EXERCISE OBJECTIVE: Your task is to transcribe the data in full.

DATA FOR THE TASK:
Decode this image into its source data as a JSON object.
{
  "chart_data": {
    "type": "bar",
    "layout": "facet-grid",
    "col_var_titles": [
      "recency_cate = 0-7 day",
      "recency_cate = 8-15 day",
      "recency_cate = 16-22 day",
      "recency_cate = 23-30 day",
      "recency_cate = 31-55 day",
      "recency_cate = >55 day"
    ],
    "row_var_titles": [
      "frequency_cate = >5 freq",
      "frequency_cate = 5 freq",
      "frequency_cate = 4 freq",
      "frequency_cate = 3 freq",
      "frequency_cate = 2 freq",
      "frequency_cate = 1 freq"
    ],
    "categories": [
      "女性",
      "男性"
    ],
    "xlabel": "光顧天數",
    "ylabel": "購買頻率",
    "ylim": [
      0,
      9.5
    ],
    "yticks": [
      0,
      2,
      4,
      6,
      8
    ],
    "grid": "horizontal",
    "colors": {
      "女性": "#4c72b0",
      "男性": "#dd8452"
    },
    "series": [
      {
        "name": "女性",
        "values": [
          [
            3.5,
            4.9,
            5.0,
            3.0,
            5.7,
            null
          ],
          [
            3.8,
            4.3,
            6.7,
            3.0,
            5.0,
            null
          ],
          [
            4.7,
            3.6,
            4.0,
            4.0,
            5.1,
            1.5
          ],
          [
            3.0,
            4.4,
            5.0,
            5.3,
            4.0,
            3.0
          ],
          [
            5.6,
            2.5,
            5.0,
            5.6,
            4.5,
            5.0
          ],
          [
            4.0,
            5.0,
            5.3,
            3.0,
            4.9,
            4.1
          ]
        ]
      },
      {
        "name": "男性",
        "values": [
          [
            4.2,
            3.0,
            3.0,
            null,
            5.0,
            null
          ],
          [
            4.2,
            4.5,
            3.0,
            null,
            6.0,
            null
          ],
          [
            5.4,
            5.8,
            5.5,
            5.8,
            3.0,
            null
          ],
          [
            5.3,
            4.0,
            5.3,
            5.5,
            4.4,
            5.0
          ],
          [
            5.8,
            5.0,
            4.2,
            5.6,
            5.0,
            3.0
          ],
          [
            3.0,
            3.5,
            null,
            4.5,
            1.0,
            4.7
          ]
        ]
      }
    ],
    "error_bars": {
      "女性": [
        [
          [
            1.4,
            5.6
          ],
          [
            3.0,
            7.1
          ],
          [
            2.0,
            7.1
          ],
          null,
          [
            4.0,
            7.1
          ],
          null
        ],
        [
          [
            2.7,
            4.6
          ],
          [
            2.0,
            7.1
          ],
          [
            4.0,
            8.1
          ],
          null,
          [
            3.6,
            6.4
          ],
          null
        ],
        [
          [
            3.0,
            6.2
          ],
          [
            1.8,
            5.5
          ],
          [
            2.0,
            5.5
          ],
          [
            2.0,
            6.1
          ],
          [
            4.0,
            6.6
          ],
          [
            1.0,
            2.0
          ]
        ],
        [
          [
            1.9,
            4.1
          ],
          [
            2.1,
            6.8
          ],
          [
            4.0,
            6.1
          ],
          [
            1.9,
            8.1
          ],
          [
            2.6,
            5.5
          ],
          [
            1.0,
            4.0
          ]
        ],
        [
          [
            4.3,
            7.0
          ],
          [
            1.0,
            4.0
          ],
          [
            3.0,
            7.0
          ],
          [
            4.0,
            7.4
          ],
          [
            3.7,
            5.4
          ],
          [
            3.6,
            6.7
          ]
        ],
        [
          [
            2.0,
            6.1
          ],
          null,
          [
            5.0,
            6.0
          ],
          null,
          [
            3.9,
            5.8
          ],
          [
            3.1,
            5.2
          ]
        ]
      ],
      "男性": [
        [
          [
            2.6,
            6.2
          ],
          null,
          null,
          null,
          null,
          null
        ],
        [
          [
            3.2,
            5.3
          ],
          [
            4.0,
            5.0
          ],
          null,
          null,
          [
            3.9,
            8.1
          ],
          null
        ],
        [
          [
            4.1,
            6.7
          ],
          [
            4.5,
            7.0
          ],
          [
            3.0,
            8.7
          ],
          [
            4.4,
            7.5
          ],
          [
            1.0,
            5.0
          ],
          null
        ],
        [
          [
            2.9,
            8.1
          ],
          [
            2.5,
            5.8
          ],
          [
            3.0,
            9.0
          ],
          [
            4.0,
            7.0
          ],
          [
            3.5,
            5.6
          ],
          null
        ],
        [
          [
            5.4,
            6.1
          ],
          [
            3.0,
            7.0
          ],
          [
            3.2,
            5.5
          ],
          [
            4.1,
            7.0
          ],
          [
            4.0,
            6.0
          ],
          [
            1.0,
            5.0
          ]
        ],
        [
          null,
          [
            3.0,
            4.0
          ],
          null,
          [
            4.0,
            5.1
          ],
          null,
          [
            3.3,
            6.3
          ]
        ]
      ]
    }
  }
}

OUTPUT OF THE TASK:
Decode this image into its source data as a JSON object.
{
  "chart_data": {
    "type": "bar",
    "layout": "facet-grid",
    "col_var_titles": [
      "recency_cate = 0-7 day",
      "recency_cate = 8-15 day",
      "recency_cate = 16-22 day",
      "recency_cate = 23-30 day",
      "recency_cate = 31-55 day",
      "recency_cate = >55 day"
    ],
    "row_var_titles": [
      "frequency_cate = >5 freq",
      "frequency_cate = 5 freq",
      "frequency_cate = 4 freq",
      "frequency_cate = 3 freq",
      "frequency_cate = 2 freq",
      "frequency_cate = 1 freq"
    ],
    "categories": [
      "女性",
      "男性"
    ],
    "xlabel": "光顧天數",
    "ylabel": "購買頻率",
    "ylim": [
      0,
      9.5
    ],
    "yticks": [
      0,
      2,
      4,
      6,
      8
    ],
    "grid": "horizontal",
    "colors": {
      "女性": "#4c72b0",
      "男性": "#dd8452"
    },
    "series": [
      {
        "name": "女性",
        "values": [
          [
            3.5,
            4.9,
            5.0,
            3.0,
            5.7,
            null
          ],
          [
            3.8,
            4.3,
            6.7,
            3.0,
            5.0,
            null
          ],
          [
            4.7,
            3.6,
            4.0,
            4.0,
            5.1,
            1.5
          ],
          [
            3.0,
            4.4,
            5.0,
            5.3,
            4.0,
            3.0
          ],
          [
            5.6,
            2.5,
            5.0,
            5.6,
            4.5,
            5.0
          ],
          [
            4.0,
            5.0,
            5.3,
            3.0,
            4.9,
            4.1
          ]
        ]
      },
      {
        "name": "男性",
        "values": [
          [
            4.2,
            3.0,
            3.0,
            null,
            5.0,
            null
          ],
          [
            4.2,
            4.5,
            3.0,
            null,
            6.0,
            null
          ],
          [
            5.4,
            5.8,
            5.5,
            5.8,
            3.0,
            null
          ],
          [
            5.3,
            4.0,
            5.3,
            5.5,
            4.4,
            5.0
          ],
          [
            5.8,
            5.0,
            4.2,
            5.6,
            5.0,
            3.0
          ],
          [
            3.0,
            3.5,
            null,
            4.5,
            1.0,
            4.7
          ]
        ]
      }
    ],
    "error_bars": {
      "女性": [
        [
          [
            1.4,
            5.6
          ],
          [
            3.0,
            7.1
          ],
          [
            2.0,
            7.1
          ],
          null,
          [
            4.0,
            7.1
          ],
          null
        ],
        [
          [
            2.7,
            4.6
          ],
          [
            2.0,
            7.1
          ],
          [
            4.0,
            8.1
          ],
          null,
          [
            3.6,
            6.4
          ],
          null
        ],
        [
          [
            3.0,
            6.2
          ],
          [
            1.8,
            5.5
          ],
          [
            2.0,
            5.5
          ],
          [
            2.0,
            6.1
          ],
          [
            4.0,
            6.6
          ],
          [
            1.0,
            2.0
          ]
        ],
        [
          [
            1.9,
            4.1
          ],
          [
            2.1,
            6.8
          ],
          [
            4.0,
            6.1
          ],
          [
            1.9,
            8.1
          ],
          [
            2.6,
            5.5
          ],
          [
            1.0,
            4.0
          ]
        ],
        [
          [
            4.3,
            7.0
          ],
          [
            1.0,
            4.0
          ],
          [
            3.0,
            7.0
          ],
          [
            4.0,
            7.4
          ],
          [
            3.7,
            5.4
          ],
          [
            3.6,
            6.7
          ]
        ],
        [
          [
            2.0,
            6.1
          ],
          null,
          [
            5.0,
            6.0
          ],
          null,
          [
            3.9,
            5.8
          ],
          [
            3.1,
            5.2
          ]
        ]
      ],
      "男性": [
        [
          [
            2.6,
            6.2
          ],
          null,
          null,
          null,
          null,
          null
        ],
        [
          [
            3.2,
            5.3
          ],
          [
            4.0,
            5.0
          ],
          null,
          null,
          [
            3.9,
            8.1
          ],
          null
        ],
        [
          [
            4.1,
            6.7
          ],
          [
            4.5,
            7.0
          ],
          [
            3.0,
            8.7
          ],
          [
            4.4,
            7.5
          ],
          [
            1.0,
            5.0
          ],
          null
        ],
        [
          [
            2.9,
            8.1
          ],
          [
            2.5,
            5.8
          ],
          [
            3.0,
            9.0
          ],
          [
            4.0,
            7.0
          ],
          [
            3.5,
            5.6
          ],
          null
        ],
        [
          [
            5.4,
            6.1
          ],
          [
            3.0,
            7.0
          ],
          [
            3.2,
            5.5
          ],
          [
            4.1,
            7.0
          ],
          [
            4.0,
            6.0
          ],
          [
            1.0,
            5.0
          ]
        ],
        [
          null,
          [
            3.0,
            4.0
          ],
          null,
          [
            4.0,
            5.1
          ],
          null,
          [
            3.3,
            6.3
          ]
        ]
      ]
    }
  }
}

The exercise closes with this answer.